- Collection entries
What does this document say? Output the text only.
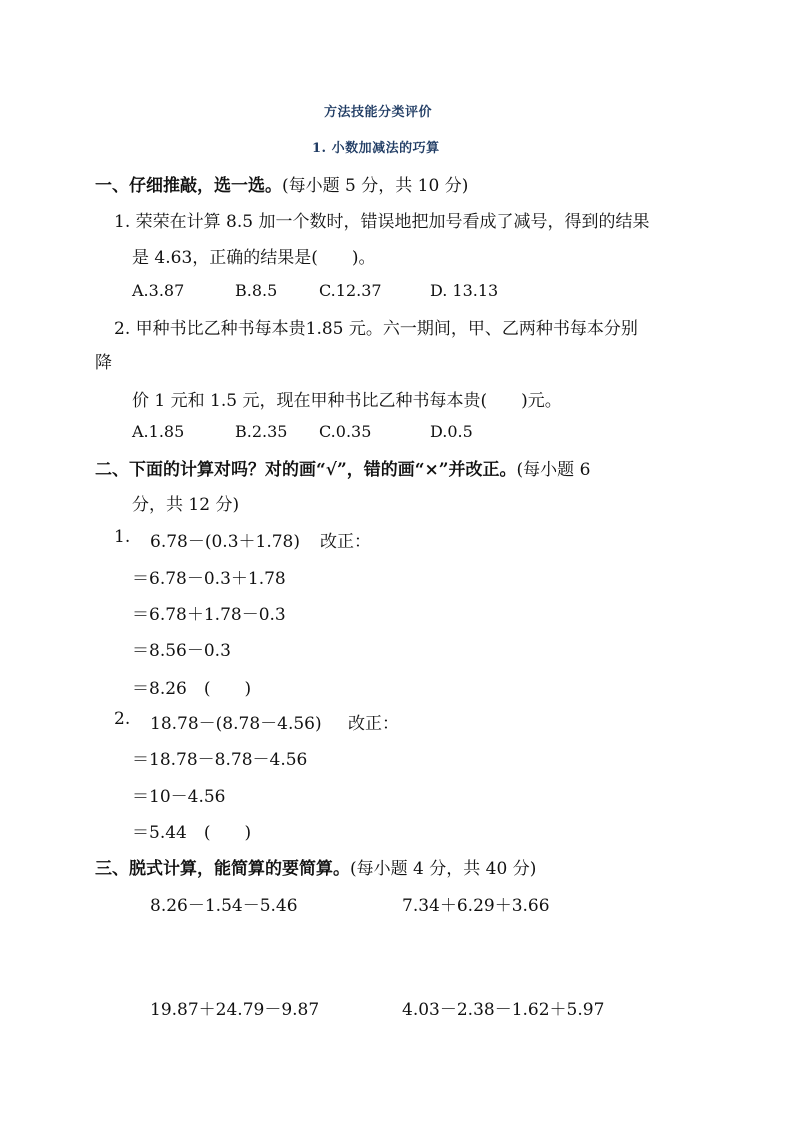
方法技能分类评价
1. 小数加减法的巧算
一、仔细推敲，选一选。(每小题 5 分，共 10 分)
1. 荣荣在计算 8.5 加一个数时，错误地把加号看成了减号，得到的结果
是 4.63，正确的结果是(　　)。
A.3.87	B.8.5	C.12.37	D. 13.13
2. 甲种书比乙种书每本贵1.85 元。六一期间，甲、乙两种书每本分别
降
价 1 元和 1.5 元，现在甲种书比乙种书每本贵(　　)元。
A.1.85	B.2.35 C.0.35	D.0.5
二、下面的计算对吗？对的画“√”，错的画“×”并改正。(每小题 6
分，共 12 分)
1. 6.78－(0.3＋1.78) 改正：
＝6.78－0.3＋1.78
＝6.78＋1.78－0.3
＝8.56－0.3
＝8.26　(　　)
2. 18.78－(8.78－4.56) 改正：
＝18.78－8.78－4.56
＝10－4.56
＝5.44　(　　)
三、脱式计算，能简算的要简算。(每小题 4 分，共 40 分)
8.26－1.54－5.46	7.34＋6.29＋3.66
19.87＋24.79－9.87	4.03－2.38－1.62＋5.97
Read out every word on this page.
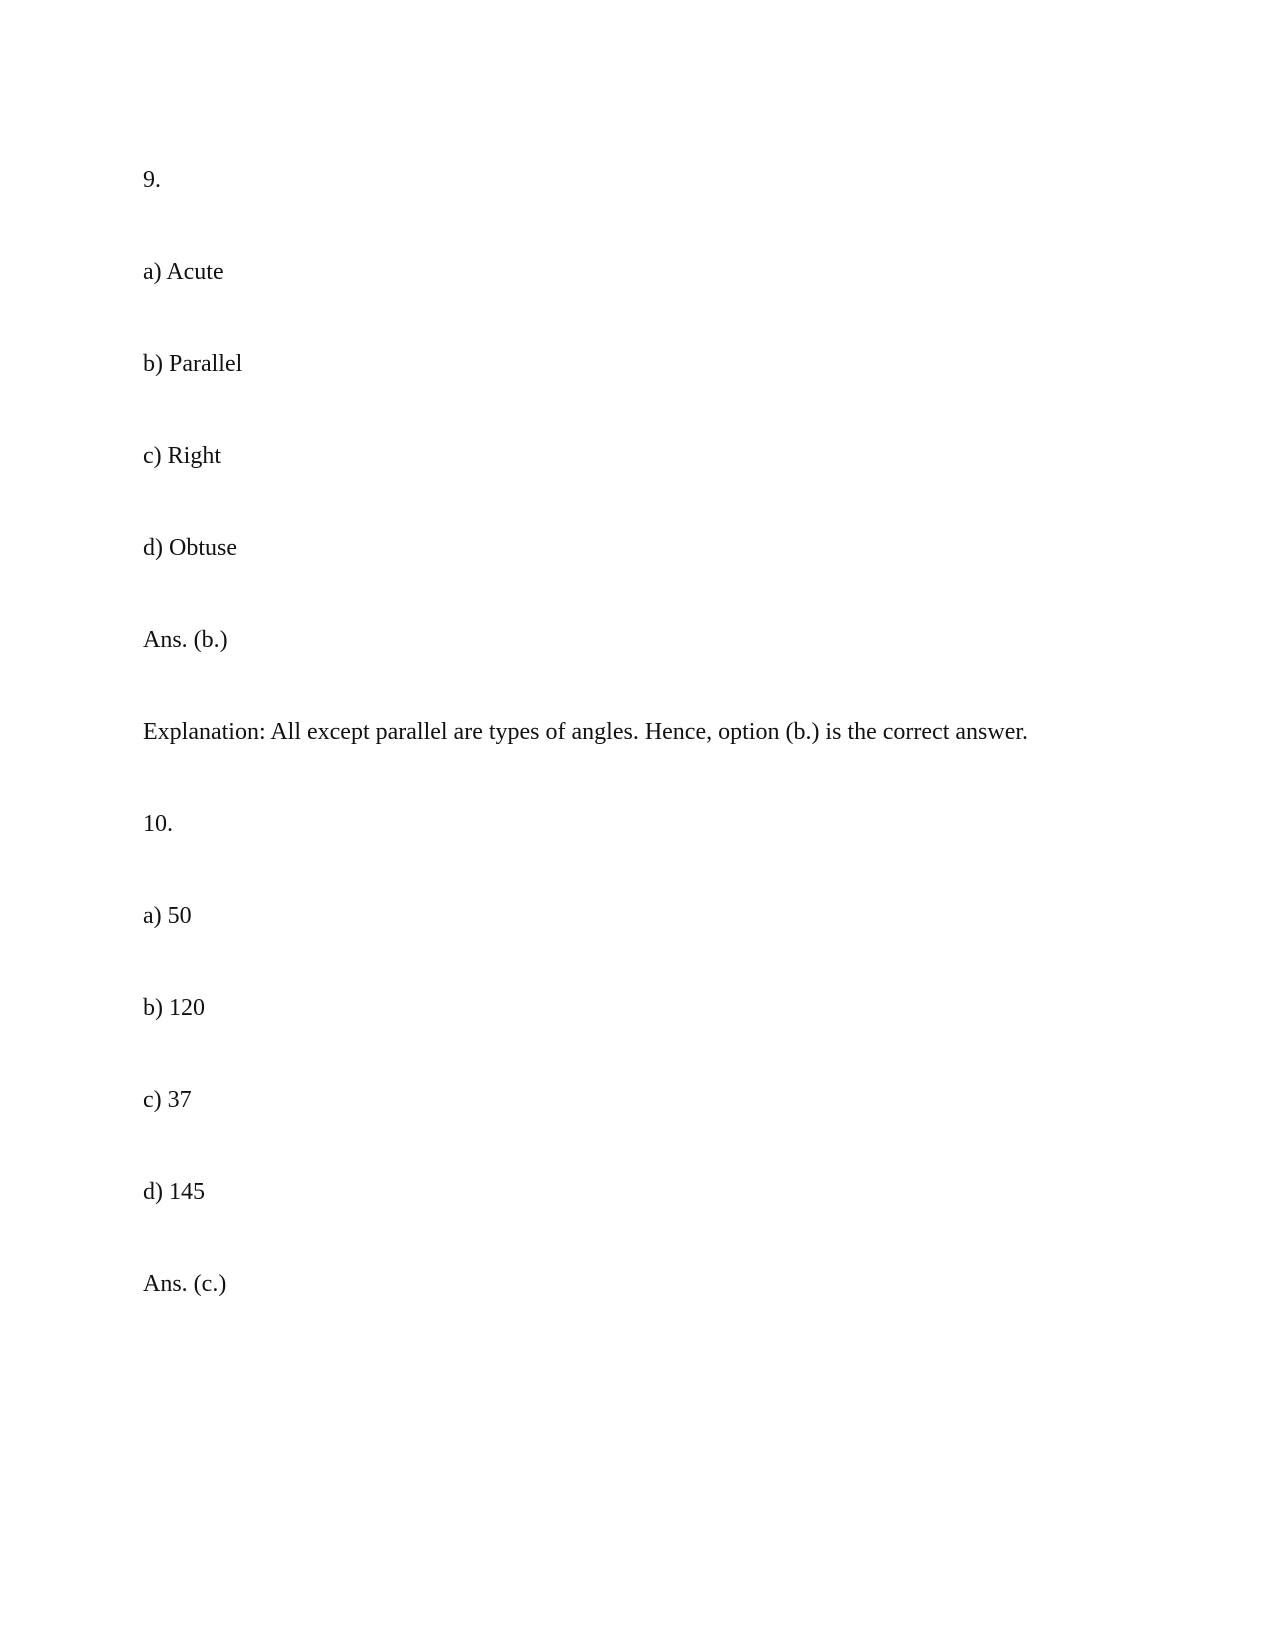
9.
a) Acute
b) Parallel
c) Right
d) Obtuse
Ans. (b.)
Explanation: All except parallel are types of angles. Hence, option (b.) is the correct answer.
10.
a) 50
b) 120
c) 37
d) 145
Ans. (c.)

- PROBLEM DETAILS
Find every line in the entries that includes the word "this", then state how many there are and nothing else.

- TASK SOLUTION
2